>> BEGIN DATASET EXTRACT
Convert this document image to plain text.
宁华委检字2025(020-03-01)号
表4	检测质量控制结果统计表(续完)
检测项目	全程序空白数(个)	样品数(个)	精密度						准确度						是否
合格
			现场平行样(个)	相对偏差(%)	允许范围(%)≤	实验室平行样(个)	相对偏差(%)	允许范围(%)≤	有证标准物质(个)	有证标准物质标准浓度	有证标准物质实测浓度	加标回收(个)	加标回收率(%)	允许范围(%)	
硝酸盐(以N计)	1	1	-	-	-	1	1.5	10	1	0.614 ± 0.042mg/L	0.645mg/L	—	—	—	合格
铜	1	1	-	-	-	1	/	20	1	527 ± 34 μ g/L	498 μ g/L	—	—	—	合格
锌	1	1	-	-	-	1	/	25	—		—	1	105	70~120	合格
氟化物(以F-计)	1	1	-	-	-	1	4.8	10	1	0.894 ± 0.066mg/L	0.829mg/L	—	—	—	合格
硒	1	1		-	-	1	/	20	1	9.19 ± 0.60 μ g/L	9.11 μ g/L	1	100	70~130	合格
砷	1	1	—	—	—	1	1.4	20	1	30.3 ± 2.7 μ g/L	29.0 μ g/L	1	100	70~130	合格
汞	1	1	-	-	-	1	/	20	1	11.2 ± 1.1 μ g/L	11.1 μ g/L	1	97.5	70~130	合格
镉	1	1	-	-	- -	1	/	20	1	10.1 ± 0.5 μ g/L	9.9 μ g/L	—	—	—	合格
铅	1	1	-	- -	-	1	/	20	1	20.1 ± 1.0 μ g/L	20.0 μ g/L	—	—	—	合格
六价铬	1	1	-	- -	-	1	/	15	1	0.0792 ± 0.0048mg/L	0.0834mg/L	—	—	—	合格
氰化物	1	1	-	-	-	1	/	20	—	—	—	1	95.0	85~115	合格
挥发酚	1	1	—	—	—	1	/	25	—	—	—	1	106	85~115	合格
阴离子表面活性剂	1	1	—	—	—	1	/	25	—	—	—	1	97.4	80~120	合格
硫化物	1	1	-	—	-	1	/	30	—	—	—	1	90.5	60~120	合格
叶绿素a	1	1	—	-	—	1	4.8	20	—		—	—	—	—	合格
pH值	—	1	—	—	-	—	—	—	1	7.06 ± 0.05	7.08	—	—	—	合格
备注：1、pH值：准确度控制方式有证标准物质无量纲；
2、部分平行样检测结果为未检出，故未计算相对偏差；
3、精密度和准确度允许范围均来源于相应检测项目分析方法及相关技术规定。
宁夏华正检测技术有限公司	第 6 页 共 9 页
>> END DATASET EXTRACT
>> BEGIN DATASET EXTRACT
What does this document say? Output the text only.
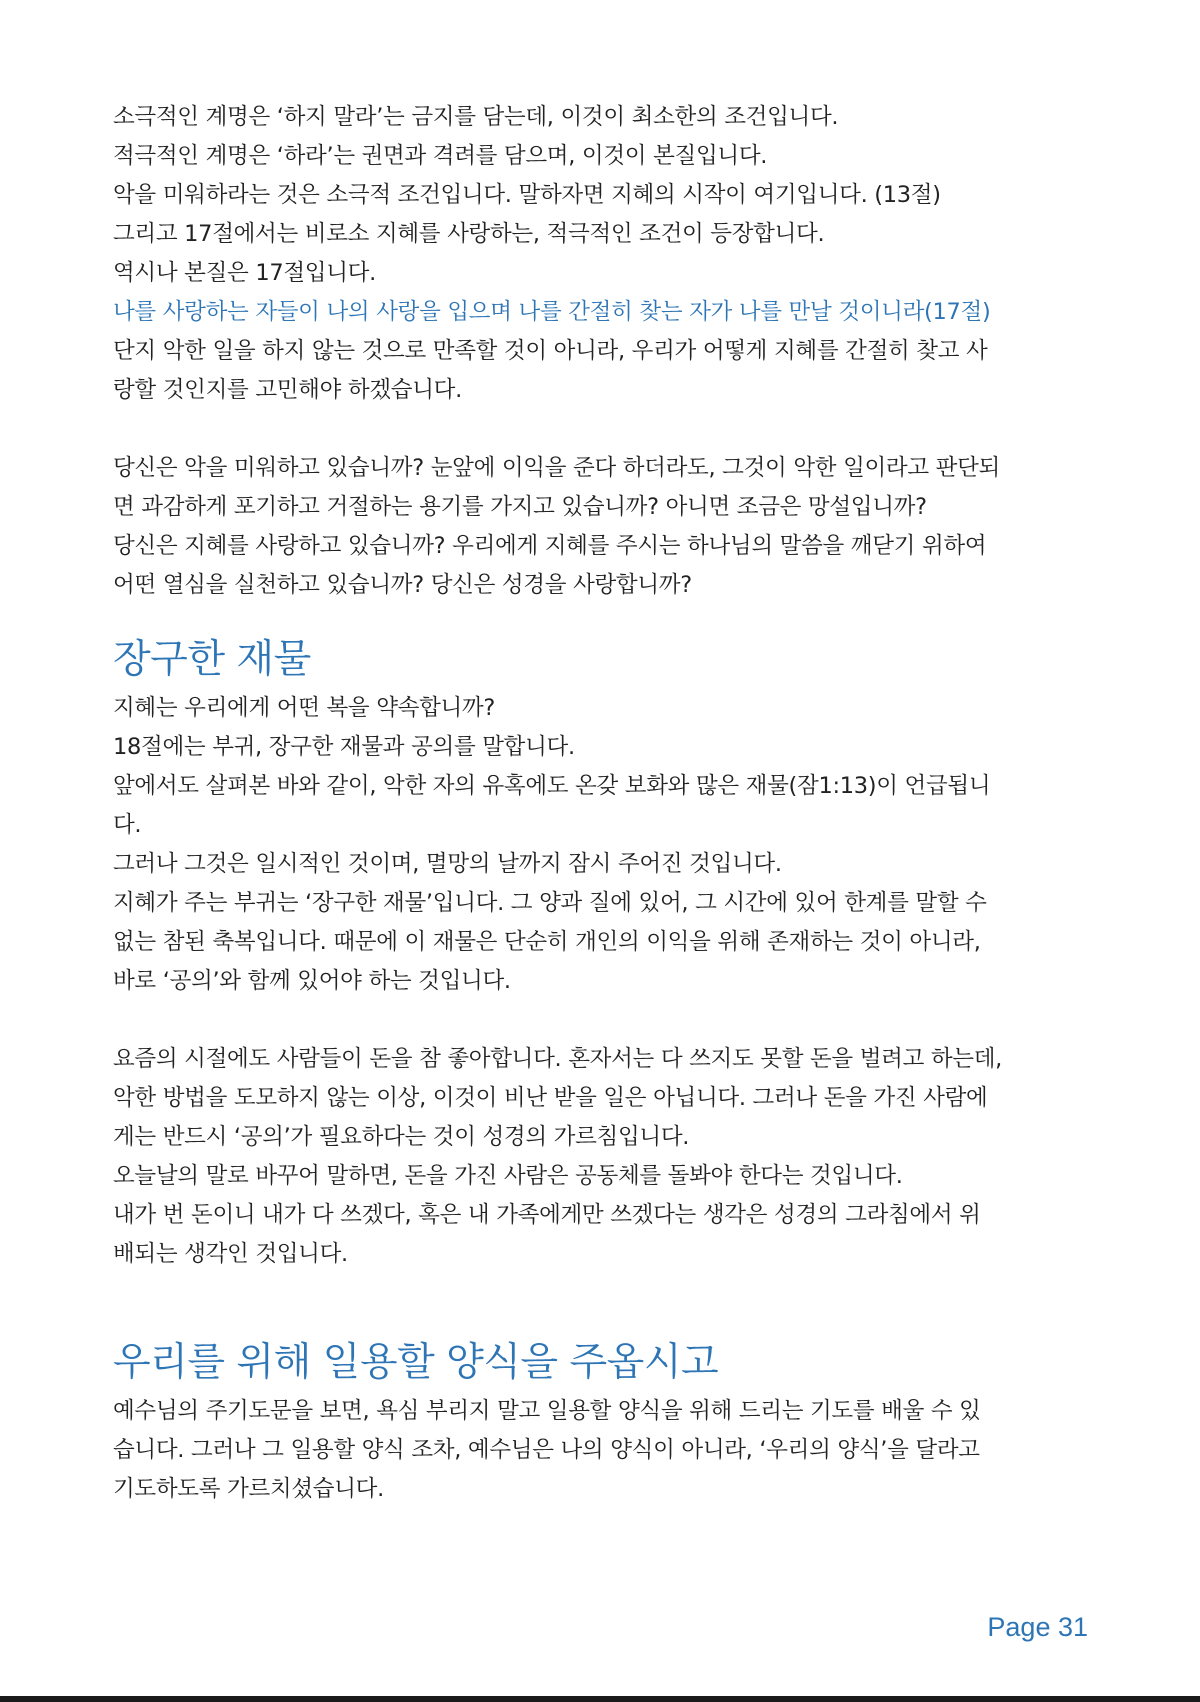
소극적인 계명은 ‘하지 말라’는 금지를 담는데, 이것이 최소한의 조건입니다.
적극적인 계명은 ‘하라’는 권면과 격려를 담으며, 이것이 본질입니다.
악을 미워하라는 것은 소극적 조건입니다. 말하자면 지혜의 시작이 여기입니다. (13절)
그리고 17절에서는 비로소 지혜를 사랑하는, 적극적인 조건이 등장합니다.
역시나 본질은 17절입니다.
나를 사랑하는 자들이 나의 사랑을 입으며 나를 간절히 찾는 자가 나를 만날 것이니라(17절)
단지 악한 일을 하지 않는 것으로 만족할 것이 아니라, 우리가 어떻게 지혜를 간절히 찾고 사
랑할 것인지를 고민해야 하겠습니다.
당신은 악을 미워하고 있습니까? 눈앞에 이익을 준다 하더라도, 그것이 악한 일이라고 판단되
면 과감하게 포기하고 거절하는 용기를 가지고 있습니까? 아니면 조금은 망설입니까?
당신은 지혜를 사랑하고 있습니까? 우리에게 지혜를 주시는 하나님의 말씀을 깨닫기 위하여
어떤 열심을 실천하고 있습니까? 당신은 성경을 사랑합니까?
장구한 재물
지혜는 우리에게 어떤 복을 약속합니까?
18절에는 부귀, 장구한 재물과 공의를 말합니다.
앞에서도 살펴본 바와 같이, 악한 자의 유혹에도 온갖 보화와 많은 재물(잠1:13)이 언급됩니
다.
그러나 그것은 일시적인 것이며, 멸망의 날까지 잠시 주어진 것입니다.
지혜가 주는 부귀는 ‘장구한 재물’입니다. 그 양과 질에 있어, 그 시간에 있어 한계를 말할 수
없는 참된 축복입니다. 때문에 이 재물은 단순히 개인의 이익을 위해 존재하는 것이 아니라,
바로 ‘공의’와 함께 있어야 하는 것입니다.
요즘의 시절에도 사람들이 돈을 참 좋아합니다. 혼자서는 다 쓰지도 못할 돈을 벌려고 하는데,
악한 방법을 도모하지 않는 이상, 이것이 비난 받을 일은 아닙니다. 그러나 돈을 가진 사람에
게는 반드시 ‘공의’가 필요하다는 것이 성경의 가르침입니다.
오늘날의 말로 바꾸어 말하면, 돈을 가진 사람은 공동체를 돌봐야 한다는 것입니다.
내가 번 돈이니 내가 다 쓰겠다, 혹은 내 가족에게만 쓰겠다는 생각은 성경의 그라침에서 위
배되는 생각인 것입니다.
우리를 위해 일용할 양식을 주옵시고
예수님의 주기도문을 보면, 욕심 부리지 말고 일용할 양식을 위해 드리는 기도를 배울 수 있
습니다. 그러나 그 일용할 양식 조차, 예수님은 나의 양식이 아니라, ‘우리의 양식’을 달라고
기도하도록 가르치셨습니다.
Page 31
>> END DATASET EXTRACT
>> BEGIN DATASET EXTRACT
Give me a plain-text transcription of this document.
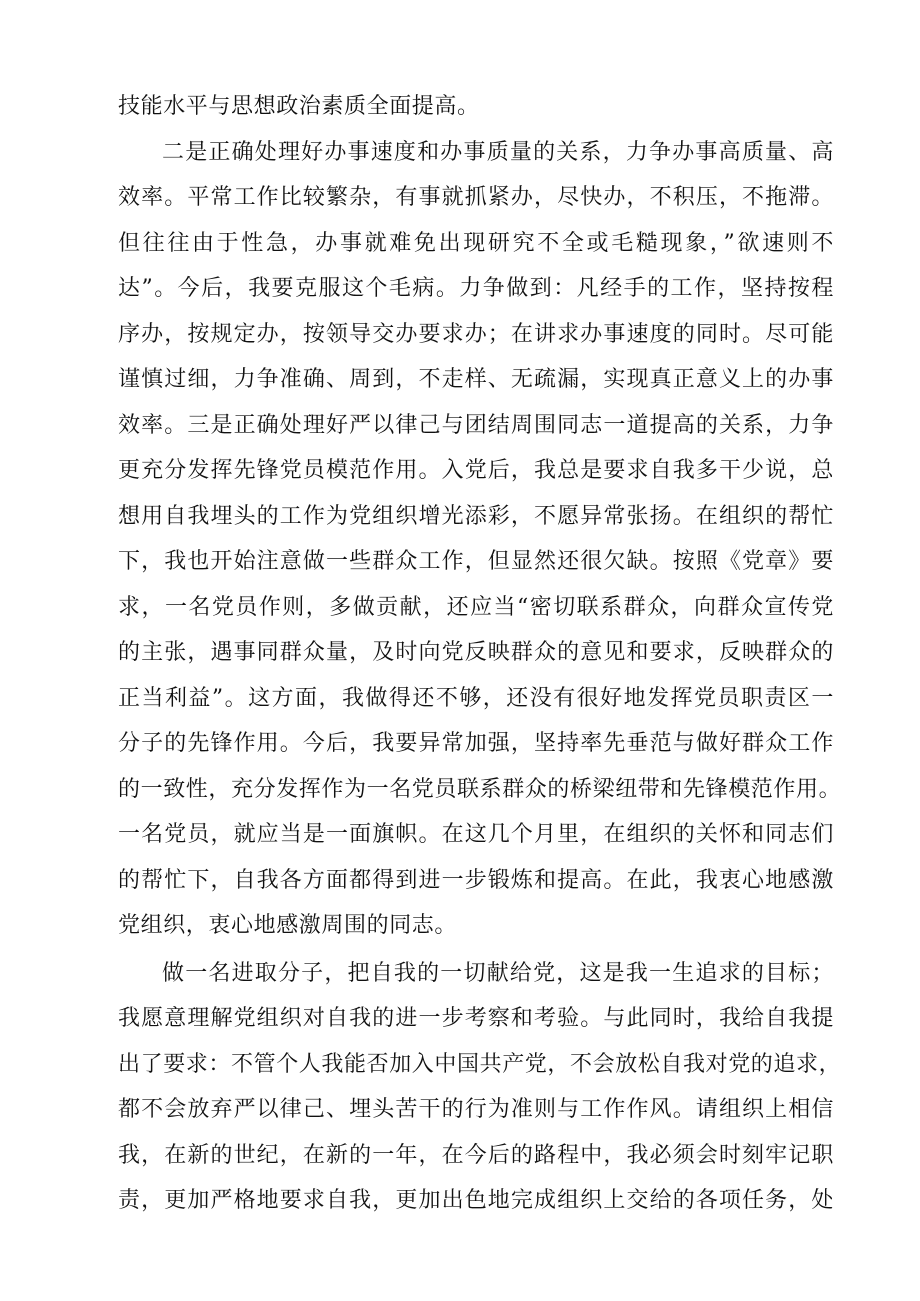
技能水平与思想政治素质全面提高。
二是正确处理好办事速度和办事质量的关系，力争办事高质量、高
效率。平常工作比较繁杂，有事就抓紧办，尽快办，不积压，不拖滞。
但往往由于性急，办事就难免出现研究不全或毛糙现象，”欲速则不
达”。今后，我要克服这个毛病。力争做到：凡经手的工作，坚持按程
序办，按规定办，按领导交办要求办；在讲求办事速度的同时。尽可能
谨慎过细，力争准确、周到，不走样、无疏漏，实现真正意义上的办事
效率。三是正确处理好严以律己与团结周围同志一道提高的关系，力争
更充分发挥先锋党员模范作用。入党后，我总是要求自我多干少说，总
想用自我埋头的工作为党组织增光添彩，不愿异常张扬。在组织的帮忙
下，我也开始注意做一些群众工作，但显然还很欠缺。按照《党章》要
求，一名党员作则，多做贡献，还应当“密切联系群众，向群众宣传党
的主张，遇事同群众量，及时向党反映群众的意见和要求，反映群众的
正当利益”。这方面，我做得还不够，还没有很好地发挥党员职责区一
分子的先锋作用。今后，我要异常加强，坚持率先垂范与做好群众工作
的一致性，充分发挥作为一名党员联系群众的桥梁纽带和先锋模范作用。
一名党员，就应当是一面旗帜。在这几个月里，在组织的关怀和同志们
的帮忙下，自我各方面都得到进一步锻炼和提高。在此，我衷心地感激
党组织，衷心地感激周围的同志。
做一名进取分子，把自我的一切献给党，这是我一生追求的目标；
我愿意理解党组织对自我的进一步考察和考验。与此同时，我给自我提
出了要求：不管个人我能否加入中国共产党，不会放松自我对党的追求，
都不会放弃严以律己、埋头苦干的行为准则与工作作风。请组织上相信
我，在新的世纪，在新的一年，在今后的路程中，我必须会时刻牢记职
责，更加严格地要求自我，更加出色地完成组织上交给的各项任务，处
>> END DATASET EXTRACT
INSTRUCTION: Pick out lines containing the word "조건입니다", each one as written.

OUTPUT OF THE EXERCISE:
소극적인 계명은 ‘하지 말라’는 금지를 담는데, 이것이 최소한의 조건입니다.
악을 미워하라는 것은 소극적 조건입니다. 말하자면 지혜의 시작이 여기입니다. (13절)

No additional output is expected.